> What you will do
Hunt through the lines below for the string "series" and copy each one that has it.

━━ Material for the task ━━

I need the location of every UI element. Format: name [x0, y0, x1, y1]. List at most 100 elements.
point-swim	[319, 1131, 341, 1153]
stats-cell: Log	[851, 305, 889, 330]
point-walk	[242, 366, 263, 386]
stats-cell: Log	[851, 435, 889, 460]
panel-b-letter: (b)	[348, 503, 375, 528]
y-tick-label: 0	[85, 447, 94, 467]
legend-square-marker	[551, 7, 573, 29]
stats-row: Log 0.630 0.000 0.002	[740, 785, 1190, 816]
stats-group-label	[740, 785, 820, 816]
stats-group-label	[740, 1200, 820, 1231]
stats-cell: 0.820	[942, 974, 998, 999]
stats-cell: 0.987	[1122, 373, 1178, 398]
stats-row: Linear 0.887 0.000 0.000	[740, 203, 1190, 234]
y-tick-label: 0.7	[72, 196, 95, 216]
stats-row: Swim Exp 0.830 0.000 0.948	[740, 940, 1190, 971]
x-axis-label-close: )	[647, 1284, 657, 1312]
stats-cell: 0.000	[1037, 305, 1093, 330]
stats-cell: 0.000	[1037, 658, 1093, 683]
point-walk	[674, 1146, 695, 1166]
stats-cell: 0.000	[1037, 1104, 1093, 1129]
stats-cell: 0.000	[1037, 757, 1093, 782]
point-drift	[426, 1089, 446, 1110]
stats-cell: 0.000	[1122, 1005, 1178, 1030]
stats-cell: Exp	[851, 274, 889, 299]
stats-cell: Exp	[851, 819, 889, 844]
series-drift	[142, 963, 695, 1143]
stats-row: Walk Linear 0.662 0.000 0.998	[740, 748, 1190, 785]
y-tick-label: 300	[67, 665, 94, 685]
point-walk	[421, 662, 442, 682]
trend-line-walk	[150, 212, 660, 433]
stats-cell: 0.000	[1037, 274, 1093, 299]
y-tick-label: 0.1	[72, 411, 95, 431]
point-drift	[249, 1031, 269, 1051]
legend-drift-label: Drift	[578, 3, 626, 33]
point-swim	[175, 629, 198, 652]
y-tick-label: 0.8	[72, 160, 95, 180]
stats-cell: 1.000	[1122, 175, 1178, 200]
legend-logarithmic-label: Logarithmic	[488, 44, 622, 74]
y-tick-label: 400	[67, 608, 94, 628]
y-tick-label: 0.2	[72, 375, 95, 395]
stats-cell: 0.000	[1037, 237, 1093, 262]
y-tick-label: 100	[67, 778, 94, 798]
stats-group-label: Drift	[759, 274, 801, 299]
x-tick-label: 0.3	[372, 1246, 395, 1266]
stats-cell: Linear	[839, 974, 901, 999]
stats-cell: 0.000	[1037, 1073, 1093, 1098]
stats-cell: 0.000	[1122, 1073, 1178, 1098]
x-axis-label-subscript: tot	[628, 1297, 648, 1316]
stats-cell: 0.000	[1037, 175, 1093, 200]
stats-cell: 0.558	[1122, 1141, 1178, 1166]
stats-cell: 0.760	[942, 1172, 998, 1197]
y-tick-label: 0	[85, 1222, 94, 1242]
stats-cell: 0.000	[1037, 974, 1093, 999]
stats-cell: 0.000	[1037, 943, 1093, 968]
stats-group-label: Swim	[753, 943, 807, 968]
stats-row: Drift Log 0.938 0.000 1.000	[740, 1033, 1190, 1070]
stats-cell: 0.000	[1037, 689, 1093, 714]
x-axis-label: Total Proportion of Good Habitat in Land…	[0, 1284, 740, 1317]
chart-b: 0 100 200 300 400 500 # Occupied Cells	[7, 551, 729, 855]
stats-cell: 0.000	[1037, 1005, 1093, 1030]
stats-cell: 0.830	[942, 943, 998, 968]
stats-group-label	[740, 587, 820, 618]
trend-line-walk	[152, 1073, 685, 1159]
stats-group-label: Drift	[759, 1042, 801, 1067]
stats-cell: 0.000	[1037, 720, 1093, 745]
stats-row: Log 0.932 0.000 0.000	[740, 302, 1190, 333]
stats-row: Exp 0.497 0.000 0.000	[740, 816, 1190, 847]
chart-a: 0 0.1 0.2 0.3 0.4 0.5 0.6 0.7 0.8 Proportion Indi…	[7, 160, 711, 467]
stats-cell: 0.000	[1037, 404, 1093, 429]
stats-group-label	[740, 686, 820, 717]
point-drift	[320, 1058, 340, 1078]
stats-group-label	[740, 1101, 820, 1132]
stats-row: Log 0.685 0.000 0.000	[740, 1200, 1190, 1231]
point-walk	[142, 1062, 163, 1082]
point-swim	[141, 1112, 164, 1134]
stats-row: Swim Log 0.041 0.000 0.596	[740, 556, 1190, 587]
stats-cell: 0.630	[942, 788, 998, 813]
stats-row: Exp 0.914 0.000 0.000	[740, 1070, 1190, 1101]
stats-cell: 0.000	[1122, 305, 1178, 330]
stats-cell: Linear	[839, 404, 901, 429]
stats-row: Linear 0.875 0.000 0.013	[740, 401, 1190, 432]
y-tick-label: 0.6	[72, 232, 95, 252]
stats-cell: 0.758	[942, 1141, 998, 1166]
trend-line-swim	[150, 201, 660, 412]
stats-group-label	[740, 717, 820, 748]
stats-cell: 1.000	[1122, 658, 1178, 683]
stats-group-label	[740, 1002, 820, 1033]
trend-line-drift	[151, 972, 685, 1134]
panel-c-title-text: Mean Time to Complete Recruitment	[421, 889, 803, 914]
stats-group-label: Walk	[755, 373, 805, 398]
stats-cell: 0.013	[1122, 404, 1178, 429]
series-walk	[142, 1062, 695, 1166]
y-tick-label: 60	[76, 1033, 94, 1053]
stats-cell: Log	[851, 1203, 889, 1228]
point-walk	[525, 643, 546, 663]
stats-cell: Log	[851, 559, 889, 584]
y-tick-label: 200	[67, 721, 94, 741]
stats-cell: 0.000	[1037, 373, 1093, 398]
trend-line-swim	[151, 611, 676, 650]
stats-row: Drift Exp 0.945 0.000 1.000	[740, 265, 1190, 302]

━━━

> Written answer
series-drift	[142, 963, 695, 1143]
series-walk	[142, 1062, 695, 1166]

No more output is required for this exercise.